Goal of the exercise
The entries that follow should be written out exactly.

— START —

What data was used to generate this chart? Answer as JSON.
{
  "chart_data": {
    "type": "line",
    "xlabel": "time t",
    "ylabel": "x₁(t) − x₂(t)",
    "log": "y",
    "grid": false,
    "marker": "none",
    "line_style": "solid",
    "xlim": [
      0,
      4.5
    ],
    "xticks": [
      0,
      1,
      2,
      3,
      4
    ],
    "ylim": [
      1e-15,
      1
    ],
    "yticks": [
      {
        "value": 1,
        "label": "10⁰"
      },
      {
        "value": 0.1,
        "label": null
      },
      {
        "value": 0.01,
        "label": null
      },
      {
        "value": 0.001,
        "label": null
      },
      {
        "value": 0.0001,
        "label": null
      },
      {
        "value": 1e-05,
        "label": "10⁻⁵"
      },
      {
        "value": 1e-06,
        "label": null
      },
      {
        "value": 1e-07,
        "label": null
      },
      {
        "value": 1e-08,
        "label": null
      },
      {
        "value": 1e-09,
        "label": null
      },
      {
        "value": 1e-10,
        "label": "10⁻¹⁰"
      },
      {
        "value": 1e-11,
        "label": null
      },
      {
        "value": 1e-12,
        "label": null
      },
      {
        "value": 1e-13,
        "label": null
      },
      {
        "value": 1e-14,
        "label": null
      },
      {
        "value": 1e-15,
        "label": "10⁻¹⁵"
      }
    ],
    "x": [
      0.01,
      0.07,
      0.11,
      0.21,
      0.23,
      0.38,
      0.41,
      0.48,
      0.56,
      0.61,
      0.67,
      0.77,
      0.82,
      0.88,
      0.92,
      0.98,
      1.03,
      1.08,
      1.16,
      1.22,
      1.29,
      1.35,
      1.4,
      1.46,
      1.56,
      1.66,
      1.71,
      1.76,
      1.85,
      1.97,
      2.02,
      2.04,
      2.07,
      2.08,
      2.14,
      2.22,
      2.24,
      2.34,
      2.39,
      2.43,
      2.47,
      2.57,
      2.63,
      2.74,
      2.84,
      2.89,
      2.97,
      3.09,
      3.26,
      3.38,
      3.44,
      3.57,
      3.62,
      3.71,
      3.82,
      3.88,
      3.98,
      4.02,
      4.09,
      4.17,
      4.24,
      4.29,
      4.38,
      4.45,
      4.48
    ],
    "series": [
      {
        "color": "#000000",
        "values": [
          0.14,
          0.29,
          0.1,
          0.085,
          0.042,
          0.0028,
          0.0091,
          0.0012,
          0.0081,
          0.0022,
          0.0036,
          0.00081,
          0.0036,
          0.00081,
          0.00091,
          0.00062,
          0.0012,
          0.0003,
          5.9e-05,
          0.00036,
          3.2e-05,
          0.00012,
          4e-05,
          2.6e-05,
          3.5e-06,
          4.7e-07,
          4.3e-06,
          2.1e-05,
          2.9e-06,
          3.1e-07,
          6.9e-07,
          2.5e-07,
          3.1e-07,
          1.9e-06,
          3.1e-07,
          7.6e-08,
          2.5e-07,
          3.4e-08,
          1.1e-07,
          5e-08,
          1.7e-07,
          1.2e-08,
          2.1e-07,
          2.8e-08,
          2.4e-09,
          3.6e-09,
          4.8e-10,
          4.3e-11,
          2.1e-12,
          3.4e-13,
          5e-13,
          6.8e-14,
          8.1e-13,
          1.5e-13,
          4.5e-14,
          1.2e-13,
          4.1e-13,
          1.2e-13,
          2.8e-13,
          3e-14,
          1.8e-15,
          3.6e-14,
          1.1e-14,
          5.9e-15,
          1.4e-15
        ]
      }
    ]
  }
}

— END —

Task output
What data was used to generate this chart? Answer as JSON.
{
  "chart_data": {
    "type": "line",
    "xlabel": "time t",
    "ylabel": "x₁(t) − x₂(t)",
    "log": "y",
    "grid": false,
    "marker": "none",
    "line_style": "solid",
    "xlim": [
      0,
      4.5
    ],
    "xticks": [
      0,
      1,
      2,
      3,
      4
    ],
    "ylim": [
      1e-15,
      1
    ],
    "yticks": [
      {
        "value": 1,
        "label": "10⁰"
      },
      {
        "value": 0.1,
        "label": null
      },
      {
        "value": 0.01,
        "label": null
      },
      {
        "value": 0.001,
        "label": null
      },
      {
        "value": 0.0001,
        "label": null
      },
      {
        "value": 1e-05,
        "label": "10⁻⁵"
      },
      {
        "value": 1e-06,
        "label": null
      },
      {
        "value": 1e-07,
        "label": null
      },
      {
        "value": 1e-08,
        "label": null
      },
      {
        "value": 1e-09,
        "label": null
      },
      {
        "value": 1e-10,
        "label": "10⁻¹⁰"
      },
      {
        "value": 1e-11,
        "label": null
      },
      {
        "value": 1e-12,
        "label": null
      },
      {
        "value": 1e-13,
        "label": null
      },
      {
        "value": 1e-14,
        "label": null
      },
      {
        "value": 1e-15,
        "label": "10⁻¹⁵"
      }
    ],
    "x": [
      0.01,
      0.07,
      0.11,
      0.21,
      0.23,
      0.38,
      0.41,
      0.48,
      0.56,
      0.61,
      0.67,
      0.77,
      0.82,
      0.88,
      0.92,
      0.98,
      1.03,
      1.08,
      1.16,
      1.22,
      1.29,
      1.35,
      1.4,
      1.46,
      1.56,
      1.66,
      1.71,
      1.76,
      1.85,
      1.97,
      2.02,
      2.04,
      2.07,
      2.08,
      2.14,
      2.22,
      2.24,
      2.34,
      2.39,
      2.43,
      2.47,
      2.57,
      2.63,
      2.74,
      2.84,
      2.89,
      2.97,
      3.09,
      3.26,
      3.38,
      3.44,
      3.57,
      3.62,
      3.71,
      3.82,
      3.88,
      3.98,
      4.02,
      4.09,
      4.17,
      4.24,
      4.29,
      4.38,
      4.45,
      4.48
    ],
    "series": [
      {
        "color": "#000000",
        "values": [
          0.14,
          0.29,
          0.1,
          0.085,
          0.042,
          0.0028,
          0.0091,
          0.0012,
          0.0081,
          0.0022,
          0.0036,
          0.00081,
          0.0036,
          0.00081,
          0.00091,
          0.00062,
          0.0012,
          0.0003,
          5.9e-05,
          0.00036,
          3.2e-05,
          0.00012,
          4e-05,
          2.6e-05,
          3.5e-06,
          4.7e-07,
          4.3e-06,
          2.1e-05,
          2.9e-06,
          3.1e-07,
          6.9e-07,
          2.5e-07,
          3.1e-07,
          1.9e-06,
          3.1e-07,
          7.6e-08,
          2.5e-07,
          3.4e-08,
          1.1e-07,
          5e-08,
          1.7e-07,
          1.2e-08,
          2.1e-07,
          2.8e-08,
          2.4e-09,
          3.6e-09,
          4.8e-10,
          4.3e-11,
          2.1e-12,
          3.4e-13,
          5e-13,
          6.8e-14,
          8.1e-13,
          1.5e-13,
          4.5e-14,
          1.2e-13,
          4.1e-13,
          1.2e-13,
          2.8e-13,
          3e-14,
          1.8e-15,
          3.6e-14,
          1.1e-14,
          5.9e-15,
          1.4e-15
        ]
      }
    ]
  }
}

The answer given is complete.